* [DIRECTIVE] Extract each line of the data and write it out again exactly.

* [LISTED RECORDS]
****

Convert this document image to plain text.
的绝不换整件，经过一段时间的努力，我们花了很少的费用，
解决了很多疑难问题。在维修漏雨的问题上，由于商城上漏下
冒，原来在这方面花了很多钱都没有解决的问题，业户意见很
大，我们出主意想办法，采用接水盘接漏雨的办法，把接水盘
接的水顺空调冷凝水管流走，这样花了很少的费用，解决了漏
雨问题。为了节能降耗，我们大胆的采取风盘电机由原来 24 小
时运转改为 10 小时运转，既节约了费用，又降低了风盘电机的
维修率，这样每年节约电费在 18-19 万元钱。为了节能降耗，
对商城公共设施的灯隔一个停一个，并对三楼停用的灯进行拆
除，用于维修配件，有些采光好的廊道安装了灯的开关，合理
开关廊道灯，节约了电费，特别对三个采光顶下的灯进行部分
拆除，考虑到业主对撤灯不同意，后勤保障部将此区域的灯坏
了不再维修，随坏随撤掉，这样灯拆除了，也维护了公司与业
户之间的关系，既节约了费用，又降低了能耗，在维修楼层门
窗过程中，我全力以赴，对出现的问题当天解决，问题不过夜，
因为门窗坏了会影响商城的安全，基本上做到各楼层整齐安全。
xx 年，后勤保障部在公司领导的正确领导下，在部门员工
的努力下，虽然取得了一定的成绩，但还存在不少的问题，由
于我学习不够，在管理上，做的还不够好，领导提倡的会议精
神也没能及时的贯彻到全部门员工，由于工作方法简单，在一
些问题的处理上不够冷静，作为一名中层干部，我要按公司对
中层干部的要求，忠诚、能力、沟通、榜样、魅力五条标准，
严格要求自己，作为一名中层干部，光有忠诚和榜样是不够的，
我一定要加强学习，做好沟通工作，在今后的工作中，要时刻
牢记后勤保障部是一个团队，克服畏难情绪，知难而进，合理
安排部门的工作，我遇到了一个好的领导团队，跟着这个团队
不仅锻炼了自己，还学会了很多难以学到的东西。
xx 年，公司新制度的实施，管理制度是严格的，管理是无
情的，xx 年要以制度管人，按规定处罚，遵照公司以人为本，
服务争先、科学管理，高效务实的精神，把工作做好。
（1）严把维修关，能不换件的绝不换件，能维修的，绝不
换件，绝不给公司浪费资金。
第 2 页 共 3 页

****

* [RESULT OF THIS TASK]
Convert this document image to plain text.
的绝不换整件，经过一段时间的努力，我们花了很少的费用，
解决了很多疑难问题。在维修漏雨的问题上，由于商城上漏下
冒，原来在这方面花了很多钱都没有解决的问题，业户意见很
大，我们出主意想办法，采用接水盘接漏雨的办法，把接水盘
接的水顺空调冷凝水管流走，这样花了很少的费用，解决了漏
雨问题。为了节能降耗，我们大胆的采取风盘电机由原来 24 小
时运转改为 10 小时运转，既节约了费用，又降低了风盘电机的
维修率，这样每年节约电费在 18-19 万元钱。为了节能降耗，
对商城公共设施的灯隔一个停一个，并对三楼停用的灯进行拆
除，用于维修配件，有些采光好的廊道安装了灯的开关，合理
开关廊道灯，节约了电费，特别对三个采光顶下的灯进行部分
拆除，考虑到业主对撤灯不同意，后勤保障部将此区域的灯坏
了不再维修，随坏随撤掉，这样灯拆除了，也维护了公司与业
户之间的关系，既节约了费用，又降低了能耗，在维修楼层门
窗过程中，我全力以赴，对出现的问题当天解决，问题不过夜，
因为门窗坏了会影响商城的安全，基本上做到各楼层整齐安全。
xx 年，后勤保障部在公司领导的正确领导下，在部门员工
的努力下，虽然取得了一定的成绩，但还存在不少的问题，由
于我学习不够，在管理上，做的还不够好，领导提倡的会议精
神也没能及时的贯彻到全部门员工，由于工作方法简单，在一
些问题的处理上不够冷静，作为一名中层干部，我要按公司对
中层干部的要求，忠诚、能力、沟通、榜样、魅力五条标准，
严格要求自己，作为一名中层干部，光有忠诚和榜样是不够的，
我一定要加强学习，做好沟通工作，在今后的工作中，要时刻
牢记后勤保障部是一个团队，克服畏难情绪，知难而进，合理
安排部门的工作，我遇到了一个好的领导团队，跟着这个团队
不仅锻炼了自己，还学会了很多难以学到的东西。
xx 年，公司新制度的实施，管理制度是严格的，管理是无
情的，xx 年要以制度管人，按规定处罚，遵照公司以人为本，
服务争先、科学管理，高效务实的精神，把工作做好。
（1）严把维修关，能不换件的绝不换件，能维修的，绝不
换件，绝不给公司浪费资金。
第 2 页 共 3 页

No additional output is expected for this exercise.